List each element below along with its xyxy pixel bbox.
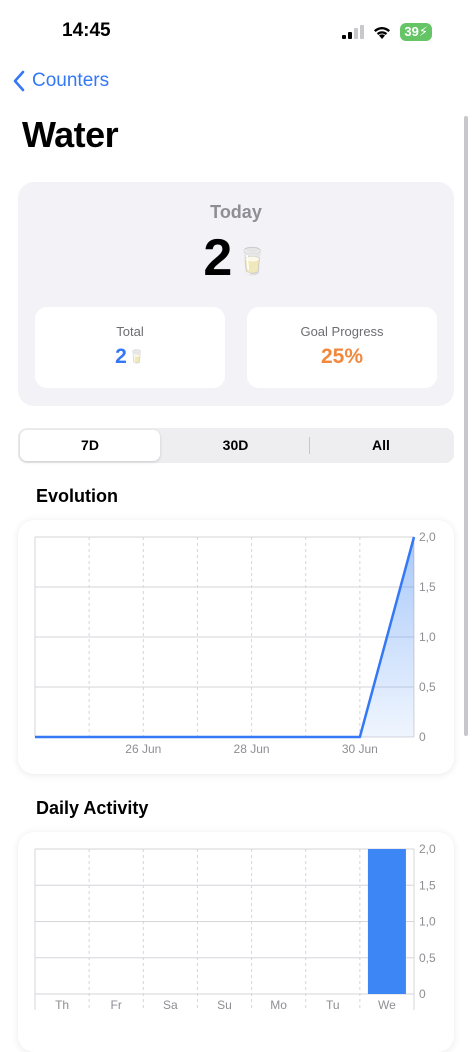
evolution-chart-card: 0 0,5 1,0 1,5 2,0 26 Jun 28 Jun 30 Jun bbox=[18, 520, 454, 774]
x-tick-label: Mo bbox=[270, 998, 287, 1012]
battery-indicator: 39⚡ bbox=[400, 23, 432, 41]
status-time: 14:45 bbox=[62, 20, 111, 41]
milk-glass-icon: 🥛 bbox=[128, 349, 145, 365]
evolution-title: Evolution bbox=[36, 486, 118, 506]
back-label: Counters bbox=[32, 70, 110, 91]
daily-activity-title: Daily Activity bbox=[36, 798, 149, 818]
scroll-indicator[interactable] bbox=[464, 116, 468, 736]
today-card: Today 2 🥛 Total 2 🥛 Goal Progress 25% bbox=[18, 182, 454, 406]
x-tick-label: Sa bbox=[163, 998, 178, 1012]
goal-label: Goal Progress bbox=[300, 324, 384, 339]
battery-level: 39 bbox=[404, 24, 419, 39]
x-tick-label: 26 Jun bbox=[125, 742, 161, 756]
goal-value: 25% bbox=[320, 345, 364, 368]
y-tick-label: 2,0 bbox=[419, 842, 436, 856]
segment-all[interactable]: All bbox=[310, 430, 452, 461]
y-tick-label: 2,0 bbox=[419, 530, 436, 544]
segment-7d[interactable]: 7D bbox=[20, 430, 160, 461]
page-title: Water bbox=[22, 114, 119, 155]
today-count: 2 🥛 bbox=[18, 228, 454, 288]
charging-bolt-icon: ⚡ bbox=[418, 24, 428, 39]
y-tick-label: 1,0 bbox=[419, 915, 436, 929]
x-tick-label: Fr bbox=[111, 998, 122, 1012]
x-tick-label: Tu bbox=[326, 998, 340, 1012]
milk-glass-icon: 🥛 bbox=[236, 245, 269, 276]
y-tick-label: 0 bbox=[419, 730, 426, 744]
cellular-signal-icon bbox=[342, 25, 365, 39]
today-value: 2 bbox=[203, 229, 233, 287]
back-button[interactable]: Counters bbox=[12, 70, 109, 92]
y-tick-label: 0 bbox=[419, 987, 426, 1001]
chevron-left-icon bbox=[13, 70, 25, 92]
wifi-icon bbox=[374, 26, 391, 39]
total-count: 2 🥛 bbox=[35, 345, 225, 369]
today-label: Today bbox=[210, 202, 262, 222]
y-tick-label: 0,5 bbox=[419, 951, 436, 965]
segment-30d[interactable]: 30D bbox=[163, 430, 308, 461]
y-tick-label: 0,5 bbox=[419, 680, 436, 694]
status-icons: 39⚡ bbox=[342, 22, 432, 42]
daily-activity-chart: 0 0,5 1,0 1,5 2,0 Th Fr Sa Su Mo Tu We bbox=[34, 842, 436, 1012]
total-box: Total 2 🥛 bbox=[35, 307, 225, 388]
x-tick-label: 28 Jun bbox=[234, 742, 270, 756]
x-tick-label: Su bbox=[217, 998, 232, 1012]
y-tick-label: 1,5 bbox=[419, 878, 436, 892]
range-segmented-control: 7D 30D All bbox=[18, 428, 454, 463]
bar-we bbox=[367, 849, 406, 994]
y-tick-label: 1,5 bbox=[419, 580, 436, 594]
goal-progress-box: Goal Progress 25% bbox=[247, 307, 437, 388]
evolution-chart: 0 0,5 1,0 1,5 2,0 26 Jun 28 Jun 30 Jun bbox=[34, 530, 436, 756]
x-tick-label: We bbox=[378, 998, 396, 1012]
daily-activity-chart-card: 0 0,5 1,0 1,5 2,0 Th Fr Sa Su Mo Tu We bbox=[18, 832, 454, 1052]
y-tick-label: 1,0 bbox=[419, 630, 436, 644]
x-tick-label: 30 Jun bbox=[342, 742, 378, 756]
total-value: 2 bbox=[115, 345, 127, 368]
x-tick-label: Th bbox=[55, 998, 69, 1012]
total-label: Total bbox=[116, 324, 144, 339]
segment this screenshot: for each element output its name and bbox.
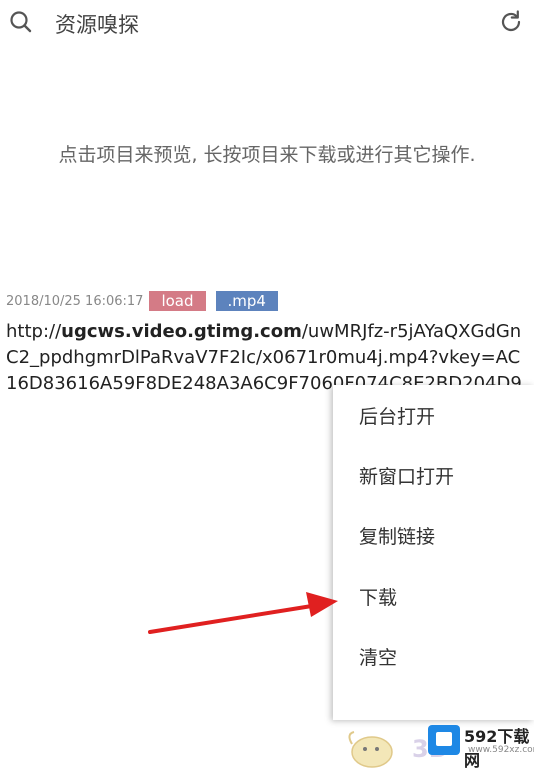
context-menu: 后台打开 新窗口打开 复制链接 下载 清空	[333, 385, 534, 720]
mascot-watermark-icon	[348, 731, 393, 768]
url-prefix: http://	[6, 321, 62, 342]
top-bar: 资源嗅探	[0, 0, 534, 48]
instruction-hint: 点击项目来预览, 长按项目来下载或进行其它操作.	[58, 144, 476, 166]
menu-item-download[interactable]: 下载	[359, 582, 397, 614]
search-icon[interactable]	[8, 9, 34, 35]
resource-timestamp: 2018/10/25 16:06:17	[6, 293, 144, 309]
resource-list-item[interactable]: 2018/10/25 16:06:17 load .mp4 http://ugc…	[6, 291, 526, 397]
menu-item-clear[interactable]: 清空	[359, 642, 397, 674]
menu-item-open-background[interactable]: 后台打开	[359, 401, 435, 433]
load-tag: load	[149, 291, 206, 311]
menu-item-open-new-window[interactable]: 新窗口打开	[359, 461, 454, 493]
resource-meta: 2018/10/25 16:06:17 load .mp4	[6, 291, 526, 311]
menu-item-copy-link[interactable]: 复制链接	[359, 521, 435, 553]
refresh-icon[interactable]	[498, 9, 524, 35]
site-url: www.592xz.com	[468, 745, 534, 755]
url-host: ugcws.video.gtimg.com	[61, 321, 302, 342]
site-logo-icon	[428, 725, 460, 755]
file-ext-tag: .mp4	[215, 291, 278, 311]
site-watermark: 592下载网 www.592xz.com	[428, 721, 534, 770]
page-title: 资源嗅探	[55, 13, 139, 37]
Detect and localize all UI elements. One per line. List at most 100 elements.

_Goal of the exercise:_ Print every line of the listing, character for character, from the line containing "context-menu: 后台打开 新窗口打开" down to the line containing "745, 534, 755]", including both of those lines.

_Exercise solution:_
context-menu: 后台打开 新窗口打开 复制链接 下载 清空	[333, 385, 534, 720]
mascot-watermark-icon	[348, 731, 393, 768]
url-prefix: http://	[6, 321, 62, 342]
top-bar: 资源嗅探	[0, 0, 534, 48]
instruction-hint: 点击项目来预览, 长按项目来下载或进行其它操作.	[58, 144, 476, 166]
menu-item-download[interactable]: 下载	[359, 582, 397, 614]
search-icon[interactable]	[8, 9, 34, 35]
resource-timestamp: 2018/10/25 16:06:17	[6, 293, 144, 309]
resource-list-item[interactable]: 2018/10/25 16:06:17 load .mp4 http://ugc…	[6, 291, 526, 397]
menu-item-clear[interactable]: 清空	[359, 642, 397, 674]
menu-item-open-background[interactable]: 后台打开	[359, 401, 435, 433]
load-tag: load	[149, 291, 206, 311]
menu-item-open-new-window[interactable]: 新窗口打开	[359, 461, 454, 493]
resource-meta: 2018/10/25 16:06:17 load .mp4	[6, 291, 526, 311]
menu-item-copy-link[interactable]: 复制链接	[359, 521, 435, 553]
refresh-icon[interactable]	[498, 9, 524, 35]
site-url: www.592xz.com	[468, 745, 534, 755]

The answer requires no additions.